* [EXERCISE DESCRIPTION]: Transcribe the records below exactly as they appear.

A run of records:

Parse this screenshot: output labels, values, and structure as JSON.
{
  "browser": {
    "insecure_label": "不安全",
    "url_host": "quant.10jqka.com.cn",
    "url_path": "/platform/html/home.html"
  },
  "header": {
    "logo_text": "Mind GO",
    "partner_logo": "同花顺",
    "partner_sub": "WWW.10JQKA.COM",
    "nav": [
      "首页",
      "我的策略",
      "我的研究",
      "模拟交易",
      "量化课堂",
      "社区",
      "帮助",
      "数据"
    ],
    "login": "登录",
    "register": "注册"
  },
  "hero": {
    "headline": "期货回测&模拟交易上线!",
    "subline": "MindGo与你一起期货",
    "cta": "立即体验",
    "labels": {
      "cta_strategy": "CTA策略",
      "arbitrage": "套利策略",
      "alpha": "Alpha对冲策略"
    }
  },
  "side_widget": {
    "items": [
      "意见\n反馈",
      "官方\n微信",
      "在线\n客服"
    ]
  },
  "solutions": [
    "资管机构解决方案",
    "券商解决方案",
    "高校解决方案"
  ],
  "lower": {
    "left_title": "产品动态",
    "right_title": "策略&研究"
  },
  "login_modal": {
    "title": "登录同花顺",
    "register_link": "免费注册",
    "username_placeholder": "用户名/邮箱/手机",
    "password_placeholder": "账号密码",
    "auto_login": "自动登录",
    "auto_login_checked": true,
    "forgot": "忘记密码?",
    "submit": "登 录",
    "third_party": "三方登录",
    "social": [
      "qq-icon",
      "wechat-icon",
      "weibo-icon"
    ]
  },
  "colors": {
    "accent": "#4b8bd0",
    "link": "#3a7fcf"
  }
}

* [THE REPLY]:
Parse this screenshot: output labels, values, and structure as JSON.
{
  "browser": {
    "insecure_label": "不安全",
    "url_host": "quant.10jqka.com.cn",
    "url_path": "/platform/html/home.html"
  },
  "header": {
    "logo_text": "Mind GO",
    "partner_logo": "同花顺",
    "partner_sub": "WWW.10JQKA.COM",
    "nav": [
      "首页",
      "我的策略",
      "我的研究",
      "模拟交易",
      "量化课堂",
      "社区",
      "帮助",
      "数据"
    ],
    "login": "登录",
    "register": "注册"
  },
  "hero": {
    "headline": "期货回测&模拟交易上线!",
    "subline": "MindGo与你一起期货",
    "cta": "立即体验",
    "labels": {
      "cta_strategy": "CTA策略",
      "arbitrage": "套利策略",
      "alpha": "Alpha对冲策略"
    }
  },
  "side_widget": {
    "items": [
      "意见\n反馈",
      "官方\n微信",
      "在线\n客服"
    ]
  },
  "solutions": [
    "资管机构解决方案",
    "券商解决方案",
    "高校解决方案"
  ],
  "lower": {
    "left_title": "产品动态",
    "right_title": "策略&研究"
  },
  "login_modal": {
    "title": "登录同花顺",
    "register_link": "免费注册",
    "username_placeholder": "用户名/邮箱/手机",
    "password_placeholder": "账号密码",
    "auto_login": "自动登录",
    "auto_login_checked": true,
    "forgot": "忘记密码?",
    "submit": "登 录",
    "third_party": "三方登录",
    "social": [
      "qq-icon",
      "wechat-icon",
      "weibo-icon"
    ]
  },
  "colors": {
    "accent": "#4b8bd0",
    "link": "#3a7fcf"
  }
}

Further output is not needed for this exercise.